Please print every row below word for word, changing nothing.

Supplied data:
++++++++++
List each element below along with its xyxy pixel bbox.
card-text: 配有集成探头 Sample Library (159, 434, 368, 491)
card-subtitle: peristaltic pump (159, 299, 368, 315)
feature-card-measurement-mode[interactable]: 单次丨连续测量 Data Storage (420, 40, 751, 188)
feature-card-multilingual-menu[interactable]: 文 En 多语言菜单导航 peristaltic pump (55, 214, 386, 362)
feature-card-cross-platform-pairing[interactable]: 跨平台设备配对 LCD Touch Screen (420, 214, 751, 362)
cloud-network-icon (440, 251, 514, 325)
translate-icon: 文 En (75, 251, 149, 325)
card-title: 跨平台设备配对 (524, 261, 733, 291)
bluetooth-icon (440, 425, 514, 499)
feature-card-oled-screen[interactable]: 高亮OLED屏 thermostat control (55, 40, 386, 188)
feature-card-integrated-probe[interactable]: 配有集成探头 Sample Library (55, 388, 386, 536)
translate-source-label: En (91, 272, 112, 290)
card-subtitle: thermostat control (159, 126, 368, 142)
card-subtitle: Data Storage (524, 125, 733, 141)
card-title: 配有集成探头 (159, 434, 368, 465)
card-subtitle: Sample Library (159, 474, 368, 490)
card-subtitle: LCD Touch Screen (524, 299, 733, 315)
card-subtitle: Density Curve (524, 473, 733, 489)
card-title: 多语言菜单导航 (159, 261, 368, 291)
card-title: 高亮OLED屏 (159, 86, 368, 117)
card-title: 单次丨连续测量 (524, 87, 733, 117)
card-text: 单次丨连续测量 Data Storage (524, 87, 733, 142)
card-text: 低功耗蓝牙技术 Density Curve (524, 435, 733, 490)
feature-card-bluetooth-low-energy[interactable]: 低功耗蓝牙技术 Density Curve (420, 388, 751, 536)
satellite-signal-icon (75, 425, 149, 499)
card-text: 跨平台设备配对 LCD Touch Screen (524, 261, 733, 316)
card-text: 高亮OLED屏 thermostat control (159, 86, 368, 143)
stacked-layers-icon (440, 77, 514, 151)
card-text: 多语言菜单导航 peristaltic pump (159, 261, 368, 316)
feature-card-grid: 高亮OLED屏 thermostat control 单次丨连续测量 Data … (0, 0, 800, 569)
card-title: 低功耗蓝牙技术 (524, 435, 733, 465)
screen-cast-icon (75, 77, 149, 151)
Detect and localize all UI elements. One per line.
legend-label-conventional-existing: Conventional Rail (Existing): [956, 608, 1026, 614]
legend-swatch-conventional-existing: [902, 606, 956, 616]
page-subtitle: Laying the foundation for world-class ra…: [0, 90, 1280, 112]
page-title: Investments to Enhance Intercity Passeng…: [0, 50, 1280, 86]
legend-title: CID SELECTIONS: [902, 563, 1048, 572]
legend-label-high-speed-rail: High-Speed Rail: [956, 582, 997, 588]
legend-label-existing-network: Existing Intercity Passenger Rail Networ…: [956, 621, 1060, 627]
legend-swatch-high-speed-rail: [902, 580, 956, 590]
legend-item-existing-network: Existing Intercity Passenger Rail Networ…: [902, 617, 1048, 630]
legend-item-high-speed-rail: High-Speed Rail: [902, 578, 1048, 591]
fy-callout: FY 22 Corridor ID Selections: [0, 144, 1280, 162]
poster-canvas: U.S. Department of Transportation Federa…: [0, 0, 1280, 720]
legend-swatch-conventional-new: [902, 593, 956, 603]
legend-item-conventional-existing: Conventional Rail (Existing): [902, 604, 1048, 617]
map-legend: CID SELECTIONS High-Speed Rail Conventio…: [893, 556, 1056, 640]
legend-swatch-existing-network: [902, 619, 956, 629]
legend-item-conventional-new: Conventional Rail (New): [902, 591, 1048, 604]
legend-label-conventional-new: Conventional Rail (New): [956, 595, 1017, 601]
++++++++++
The solution:
List each element below along with its xyxy pixel bbox.
card-text: 配有集成探头 Sample Library (159, 434, 368, 491)
card-subtitle: peristaltic pump (159, 299, 368, 315)
feature-card-measurement-mode[interactable]: 单次丨连续测量 Data Storage (420, 40, 751, 188)
feature-card-multilingual-menu[interactable]: 文 En 多语言菜单导航 peristaltic pump (55, 214, 386, 362)
feature-card-cross-platform-pairing[interactable]: 跨平台设备配对 LCD Touch Screen (420, 214, 751, 362)
cloud-network-icon (440, 251, 514, 325)
translate-icon: 文 En (75, 251, 149, 325)
card-title: 跨平台设备配对 (524, 261, 733, 291)
bluetooth-icon (440, 425, 514, 499)
feature-card-oled-screen[interactable]: 高亮OLED屏 thermostat control (55, 40, 386, 188)
feature-card-integrated-probe[interactable]: 配有集成探头 Sample Library (55, 388, 386, 536)
translate-source-label: En (91, 272, 112, 290)
card-subtitle: thermostat control (159, 126, 368, 142)
card-subtitle: Data Storage (524, 125, 733, 141)
card-title: 配有集成探头 (159, 434, 368, 465)
card-subtitle: Sample Library (159, 474, 368, 490)
card-subtitle: LCD Touch Screen (524, 299, 733, 315)
card-subtitle: Density Curve (524, 473, 733, 489)
card-title: 多语言菜单导航 (159, 261, 368, 291)
card-title: 高亮OLED屏 (159, 86, 368, 117)
card-title: 单次丨连续测量 (524, 87, 733, 117)
card-text: 单次丨连续测量 Data Storage (524, 87, 733, 142)
card-text: 低功耗蓝牙技术 Density Curve (524, 435, 733, 490)
feature-card-bluetooth-low-energy[interactable]: 低功耗蓝牙技术 Density Curve (420, 388, 751, 536)
satellite-signal-icon (75, 425, 149, 499)
card-text: 跨平台设备配对 LCD Touch Screen (524, 261, 733, 316)
card-text: 高亮OLED屏 thermostat control (159, 86, 368, 143)
stacked-layers-icon (440, 77, 514, 151)
card-text: 多语言菜单导航 peristaltic pump (159, 261, 368, 316)
feature-card-grid: 高亮OLED屏 thermostat control 单次丨连续测量 Data … (0, 0, 800, 569)
card-title: 低功耗蓝牙技术 (524, 435, 733, 465)
screen-cast-icon (75, 77, 149, 151)
Detect and localize all UI elements. One per line.
legend-label-conventional-existing: Conventional Rail (Existing): [956, 608, 1026, 614]
legend-swatch-conventional-existing: [902, 606, 956, 616]
page-subtitle: Laying the foundation for world-class ra…: [0, 90, 1280, 112]
page-title: Investments to Enhance Intercity Passeng…: [0, 50, 1280, 86]
legend-title: CID SELECTIONS: [902, 563, 1048, 572]
legend-label-high-speed-rail: High-Speed Rail: [956, 582, 997, 588]
legend-label-existing-network: Existing Intercity Passenger Rail Networ…: [956, 621, 1060, 627]
legend-swatch-high-speed-rail: [902, 580, 956, 590]
legend-item-existing-network: Existing Intercity Passenger Rail Networ…: [902, 617, 1048, 630]
legend-item-high-speed-rail: High-Speed Rail: [902, 578, 1048, 591]
fy-callout: FY 22 Corridor ID Selections: [0, 144, 1280, 162]
poster-canvas: U.S. Department of Transportation Federa…: [0, 0, 1280, 720]
legend-swatch-conventional-new: [902, 593, 956, 603]
legend-item-conventional-existing: Conventional Rail (Existing): [902, 604, 1048, 617]
map-legend: CID SELECTIONS High-Speed Rail Conventio…: [893, 556, 1056, 640]
legend-swatch-existing-network: [902, 619, 956, 629]
legend-item-conventional-new: Conventional Rail (New): [902, 591, 1048, 604]
legend-label-conventional-new: Conventional Rail (New): [956, 595, 1017, 601]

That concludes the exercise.